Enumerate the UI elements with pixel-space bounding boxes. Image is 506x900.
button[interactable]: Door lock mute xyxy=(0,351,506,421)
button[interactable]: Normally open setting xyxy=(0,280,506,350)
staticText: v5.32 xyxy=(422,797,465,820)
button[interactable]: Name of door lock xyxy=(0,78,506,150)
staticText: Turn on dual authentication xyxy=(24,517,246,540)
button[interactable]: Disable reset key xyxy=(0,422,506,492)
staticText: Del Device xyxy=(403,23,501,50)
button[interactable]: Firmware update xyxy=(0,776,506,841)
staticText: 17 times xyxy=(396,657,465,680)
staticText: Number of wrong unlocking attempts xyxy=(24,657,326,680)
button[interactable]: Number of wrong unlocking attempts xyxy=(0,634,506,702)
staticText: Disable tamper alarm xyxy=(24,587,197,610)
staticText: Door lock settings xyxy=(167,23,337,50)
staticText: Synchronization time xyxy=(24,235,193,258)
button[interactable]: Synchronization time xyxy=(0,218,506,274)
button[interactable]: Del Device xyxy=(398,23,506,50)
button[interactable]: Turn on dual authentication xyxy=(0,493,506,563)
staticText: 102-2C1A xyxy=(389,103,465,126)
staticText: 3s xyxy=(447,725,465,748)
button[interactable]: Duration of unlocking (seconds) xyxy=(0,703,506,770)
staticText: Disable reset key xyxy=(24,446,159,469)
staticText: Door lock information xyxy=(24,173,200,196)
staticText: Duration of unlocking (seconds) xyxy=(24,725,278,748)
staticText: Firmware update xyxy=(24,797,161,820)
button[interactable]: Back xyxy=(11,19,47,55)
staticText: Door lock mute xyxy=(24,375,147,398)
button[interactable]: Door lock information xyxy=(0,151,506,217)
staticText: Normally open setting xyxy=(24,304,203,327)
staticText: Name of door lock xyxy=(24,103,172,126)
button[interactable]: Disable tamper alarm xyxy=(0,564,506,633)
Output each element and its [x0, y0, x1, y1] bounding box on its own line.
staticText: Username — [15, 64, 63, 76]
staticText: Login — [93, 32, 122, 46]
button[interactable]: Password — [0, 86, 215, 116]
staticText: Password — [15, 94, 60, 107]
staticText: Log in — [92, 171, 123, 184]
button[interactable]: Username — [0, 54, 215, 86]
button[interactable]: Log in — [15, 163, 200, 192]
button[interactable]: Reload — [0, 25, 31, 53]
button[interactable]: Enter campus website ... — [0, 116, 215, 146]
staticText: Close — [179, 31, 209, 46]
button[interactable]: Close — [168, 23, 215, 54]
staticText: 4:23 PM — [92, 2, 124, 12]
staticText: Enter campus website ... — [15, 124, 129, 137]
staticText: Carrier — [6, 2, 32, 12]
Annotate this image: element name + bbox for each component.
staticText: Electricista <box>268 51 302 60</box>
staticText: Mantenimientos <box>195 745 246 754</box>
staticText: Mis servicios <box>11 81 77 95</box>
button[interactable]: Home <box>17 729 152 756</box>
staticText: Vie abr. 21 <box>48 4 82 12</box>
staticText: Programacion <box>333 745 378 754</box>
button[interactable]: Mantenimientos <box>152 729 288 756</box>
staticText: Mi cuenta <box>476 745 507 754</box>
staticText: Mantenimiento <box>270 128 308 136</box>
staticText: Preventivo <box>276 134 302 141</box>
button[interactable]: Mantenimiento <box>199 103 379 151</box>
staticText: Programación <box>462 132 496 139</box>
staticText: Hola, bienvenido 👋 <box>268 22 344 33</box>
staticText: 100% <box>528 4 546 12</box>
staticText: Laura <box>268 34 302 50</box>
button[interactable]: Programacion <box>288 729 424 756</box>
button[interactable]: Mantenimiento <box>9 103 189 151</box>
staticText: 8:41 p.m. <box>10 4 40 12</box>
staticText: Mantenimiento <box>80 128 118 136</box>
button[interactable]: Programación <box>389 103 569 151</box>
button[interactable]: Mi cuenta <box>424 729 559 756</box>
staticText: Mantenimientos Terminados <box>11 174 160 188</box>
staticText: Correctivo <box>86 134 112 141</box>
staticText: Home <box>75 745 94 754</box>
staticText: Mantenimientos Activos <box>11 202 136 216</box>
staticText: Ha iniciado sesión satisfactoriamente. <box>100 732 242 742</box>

═══

WHAT IS ASKED => Reproduce the items word for word, from the first line up to and including the line that contains "staticText: Number of".

TASK RESPONSE =>
Enumerate the UI elements with pixel-space bounding boxes. Image is 506x900.
button[interactable]: Door lock mute xyxy=(0,351,506,421)
button[interactable]: Normally open setting xyxy=(0,280,506,350)
staticText: v5.32 xyxy=(422,797,465,820)
button[interactable]: Name of door lock xyxy=(0,78,506,150)
staticText: Turn on dual authentication xyxy=(24,517,246,540)
button[interactable]: Disable reset key xyxy=(0,422,506,492)
staticText: Del Device xyxy=(403,23,501,50)
button[interactable]: Firmware update xyxy=(0,776,506,841)
staticText: 17 times xyxy=(396,657,465,680)
staticText: Number of wrong unlocking attempts xyxy=(24,657,326,680)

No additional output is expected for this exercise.